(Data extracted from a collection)
--------------------
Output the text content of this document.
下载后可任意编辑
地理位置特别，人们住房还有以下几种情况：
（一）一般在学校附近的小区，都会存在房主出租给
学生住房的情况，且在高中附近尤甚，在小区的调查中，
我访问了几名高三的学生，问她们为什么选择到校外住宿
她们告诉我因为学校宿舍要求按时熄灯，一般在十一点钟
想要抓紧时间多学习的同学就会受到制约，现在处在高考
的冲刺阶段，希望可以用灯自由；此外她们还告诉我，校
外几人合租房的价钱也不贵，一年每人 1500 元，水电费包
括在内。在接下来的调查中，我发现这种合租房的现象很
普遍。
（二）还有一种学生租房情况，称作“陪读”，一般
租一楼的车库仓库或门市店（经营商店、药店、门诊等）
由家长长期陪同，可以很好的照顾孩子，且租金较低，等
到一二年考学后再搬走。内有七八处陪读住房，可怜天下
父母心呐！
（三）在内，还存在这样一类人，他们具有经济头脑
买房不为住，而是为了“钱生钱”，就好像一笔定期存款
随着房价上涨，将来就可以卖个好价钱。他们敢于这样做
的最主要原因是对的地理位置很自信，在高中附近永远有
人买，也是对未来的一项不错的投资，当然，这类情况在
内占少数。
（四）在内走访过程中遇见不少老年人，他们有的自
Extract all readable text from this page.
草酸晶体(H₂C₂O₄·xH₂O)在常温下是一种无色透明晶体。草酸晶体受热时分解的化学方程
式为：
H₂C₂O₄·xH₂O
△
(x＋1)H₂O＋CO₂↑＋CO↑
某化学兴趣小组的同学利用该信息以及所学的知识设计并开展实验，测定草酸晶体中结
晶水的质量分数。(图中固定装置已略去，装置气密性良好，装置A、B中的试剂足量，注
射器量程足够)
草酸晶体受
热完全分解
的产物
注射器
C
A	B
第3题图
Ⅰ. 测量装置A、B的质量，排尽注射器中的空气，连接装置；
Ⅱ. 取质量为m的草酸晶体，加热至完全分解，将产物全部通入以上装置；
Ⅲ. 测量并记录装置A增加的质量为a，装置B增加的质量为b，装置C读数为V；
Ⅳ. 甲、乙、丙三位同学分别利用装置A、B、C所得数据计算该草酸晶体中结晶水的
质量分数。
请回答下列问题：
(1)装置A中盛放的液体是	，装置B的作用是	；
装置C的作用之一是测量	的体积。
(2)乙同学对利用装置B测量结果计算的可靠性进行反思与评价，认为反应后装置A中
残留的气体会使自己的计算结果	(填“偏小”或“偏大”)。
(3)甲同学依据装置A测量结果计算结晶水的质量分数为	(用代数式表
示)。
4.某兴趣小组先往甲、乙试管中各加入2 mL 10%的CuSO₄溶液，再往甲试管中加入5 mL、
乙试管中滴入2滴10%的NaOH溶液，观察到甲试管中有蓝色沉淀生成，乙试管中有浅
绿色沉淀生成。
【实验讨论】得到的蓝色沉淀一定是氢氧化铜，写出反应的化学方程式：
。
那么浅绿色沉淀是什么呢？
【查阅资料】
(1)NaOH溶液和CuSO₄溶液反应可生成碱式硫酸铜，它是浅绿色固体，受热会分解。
--------------------
» **Problem description**: Reproduce the material above without altering a single character.

» **Solution for this exercise**:
Output the text content of this document.
下载后可任意编辑
地理位置特别，人们住房还有以下几种情况：
（一）一般在学校附近的小区，都会存在房主出租给
学生住房的情况，且在高中附近尤甚，在小区的调查中，
我访问了几名高三的学生，问她们为什么选择到校外住宿
她们告诉我因为学校宿舍要求按时熄灯，一般在十一点钟
想要抓紧时间多学习的同学就会受到制约，现在处在高考
的冲刺阶段，希望可以用灯自由；此外她们还告诉我，校
外几人合租房的价钱也不贵，一年每人 1500 元，水电费包
括在内。在接下来的调查中，我发现这种合租房的现象很
普遍。
（二）还有一种学生租房情况，称作“陪读”，一般
租一楼的车库仓库或门市店（经营商店、药店、门诊等）
由家长长期陪同，可以很好的照顾孩子，且租金较低，等
到一二年考学后再搬走。内有七八处陪读住房，可怜天下
父母心呐！
（三）在内，还存在这样一类人，他们具有经济头脑
买房不为住，而是为了“钱生钱”，就好像一笔定期存款
随着房价上涨，将来就可以卖个好价钱。他们敢于这样做
的最主要原因是对的地理位置很自信，在高中附近永远有
人买，也是对未来的一项不错的投资，当然，这类情况在
内占少数。
（四）在内走访过程中遇见不少老年人，他们有的自
Extract all readable text from this page.
草酸晶体(H₂C₂O₄·xH₂O)在常温下是一种无色透明晶体。草酸晶体受热时分解的化学方程
式为：
H₂C₂O₄·xH₂O
△
(x＋1)H₂O＋CO₂↑＋CO↑
某化学兴趣小组的同学利用该信息以及所学的知识设计并开展实验，测定草酸晶体中结
晶水的质量分数。(图中固定装置已略去，装置气密性良好，装置A、B中的试剂足量，注
射器量程足够)
草酸晶体受
热完全分解
的产物
注射器
C
A	B
第3题图
Ⅰ. 测量装置A、B的质量，排尽注射器中的空气，连接装置；
Ⅱ. 取质量为m的草酸晶体，加热至完全分解，将产物全部通入以上装置；
Ⅲ. 测量并记录装置A增加的质量为a，装置B增加的质量为b，装置C读数为V；
Ⅳ. 甲、乙、丙三位同学分别利用装置A、B、C所得数据计算该草酸晶体中结晶水的
质量分数。
请回答下列问题：
(1)装置A中盛放的液体是	，装置B的作用是	；
装置C的作用之一是测量	的体积。
(2)乙同学对利用装置B测量结果计算的可靠性进行反思与评价，认为反应后装置A中
残留的气体会使自己的计算结果	(填“偏小”或“偏大”)。
(3)甲同学依据装置A测量结果计算结晶水的质量分数为	(用代数式表
示)。
4.某兴趣小组先往甲、乙试管中各加入2 mL 10%的CuSO₄溶液，再往甲试管中加入5 mL、
乙试管中滴入2滴10%的NaOH溶液，观察到甲试管中有蓝色沉淀生成，乙试管中有浅
绿色沉淀生成。
【实验讨论】得到的蓝色沉淀一定是氢氧化铜，写出反应的化学方程式：
。
那么浅绿色沉淀是什么呢？
【查阅资料】
(1)NaOH溶液和CuSO₄溶液反应可生成碱式硫酸铜，它是浅绿色固体，受热会分解。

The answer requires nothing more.